[Data entries]
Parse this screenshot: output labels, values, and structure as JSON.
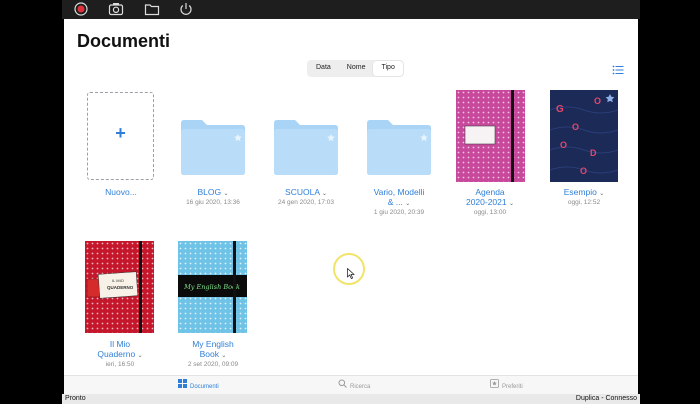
{
  "toolbar": {
    "icons": [
      "record-icon",
      "camera-icon",
      "folder-icon",
      "power-icon"
    ],
    "accent": "#e0303a"
  },
  "header": {
    "title": "Documenti",
    "sort_tabs": [
      {
        "label": "Data",
        "active": false
      },
      {
        "label": "Nome",
        "active": false
      },
      {
        "label": "Tipo",
        "active": true
      }
    ],
    "list_view_icon": "list-icon"
  },
  "items": [
    {
      "name": "Nuovo...",
      "meta": "",
      "kind": "new"
    },
    {
      "name": "BLOG",
      "meta": "16 giu 2020, 13:36",
      "kind": "folder"
    },
    {
      "name": "SCUOLA",
      "meta": "24 gen 2020, 17:03",
      "kind": "folder"
    },
    {
      "name_line1": "Vario, Modelli",
      "name_line2": "& ...",
      "meta": "1 giu 2020, 20:39",
      "kind": "folder"
    },
    {
      "name_line1": "Agenda",
      "name_line2": "2020-2021",
      "meta": "oggi, 13:00",
      "kind": "notebook"
    },
    {
      "name": "Esempio",
      "meta": "oggi, 12:52",
      "kind": "notebook"
    },
    {
      "name_line1": "Il Mio",
      "name_line2": "Quaderno",
      "meta": "ieri, 16:50",
      "kind": "notebook",
      "cover_text1": "IL MIO",
      "cover_text2": "QUADERNO"
    },
    {
      "name_line1": "My English",
      "name_line2": "Book",
      "meta": "2 set 2020, 09:09",
      "kind": "notebook",
      "cover_text": "My English Book"
    }
  ],
  "tabbar": {
    "tabs": [
      {
        "label": "Documenti",
        "icon": "grid-icon",
        "active": true
      },
      {
        "label": "Ricerca",
        "icon": "search-icon",
        "active": false
      },
      {
        "label": "Preferiti",
        "icon": "star-icon",
        "active": false
      }
    ]
  },
  "status": {
    "left": "Pronto",
    "right": "Duplica - Connesso"
  },
  "colors": {
    "link_blue": "#2f7fd8",
    "folder_blue": "#a9d4f5",
    "agenda_pink": "#c8489c",
    "esempio_navy": "#1b2a57",
    "quaderno_red": "#c4172c",
    "english_cyan": "#6fc3e6"
  }
}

## What you have to do
Repeat all of the records verbatim, leaving out the pictures.

## Correct answer
Parse this screenshot: output labels, values, and structure as JSON.
{
  "toolbar": {
    "icons": [
      "record-icon",
      "camera-icon",
      "folder-icon",
      "power-icon"
    ],
    "accent": "#e0303a"
  },
  "header": {
    "title": "Documenti",
    "sort_tabs": [
      {
        "label": "Data",
        "active": false
      },
      {
        "label": "Nome",
        "active": false
      },
      {
        "label": "Tipo",
        "active": true
      }
    ],
    "list_view_icon": "list-icon"
  },
  "items": [
    {
      "name": "Nuovo...",
      "meta": "",
      "kind": "new"
    },
    {
      "name": "BLOG",
      "meta": "16 giu 2020, 13:36",
      "kind": "folder"
    },
    {
      "name": "SCUOLA",
      "meta": "24 gen 2020, 17:03",
      "kind": "folder"
    },
    {
      "name_line1": "Vario, Modelli",
      "name_line2": "& ...",
      "meta": "1 giu 2020, 20:39",
      "kind": "folder"
    },
    {
      "name_line1": "Agenda",
      "name_line2": "2020-2021",
      "meta": "oggi, 13:00",
      "kind": "notebook"
    },
    {
      "name": "Esempio",
      "meta": "oggi, 12:52",
      "kind": "notebook"
    },
    {
      "name_line1": "Il Mio",
      "name_line2": "Quaderno",
      "meta": "ieri, 16:50",
      "kind": "notebook",
      "cover_text1": "IL MIO",
      "cover_text2": "QUADERNO"
    },
    {
      "name_line1": "My English",
      "name_line2": "Book",
      "meta": "2 set 2020, 09:09",
      "kind": "notebook",
      "cover_text": "My English Book"
    }
  ],
  "tabbar": {
    "tabs": [
      {
        "label": "Documenti",
        "icon": "grid-icon",
        "active": true
      },
      {
        "label": "Ricerca",
        "icon": "search-icon",
        "active": false
      },
      {
        "label": "Preferiti",
        "icon": "star-icon",
        "active": false
      }
    ]
  },
  "status": {
    "left": "Pronto",
    "right": "Duplica - Connesso"
  },
  "colors": {
    "link_blue": "#2f7fd8",
    "folder_blue": "#a9d4f5",
    "agenda_pink": "#c8489c",
    "esempio_navy": "#1b2a57",
    "quaderno_red": "#c4172c",
    "english_cyan": "#6fc3e6"
  }
}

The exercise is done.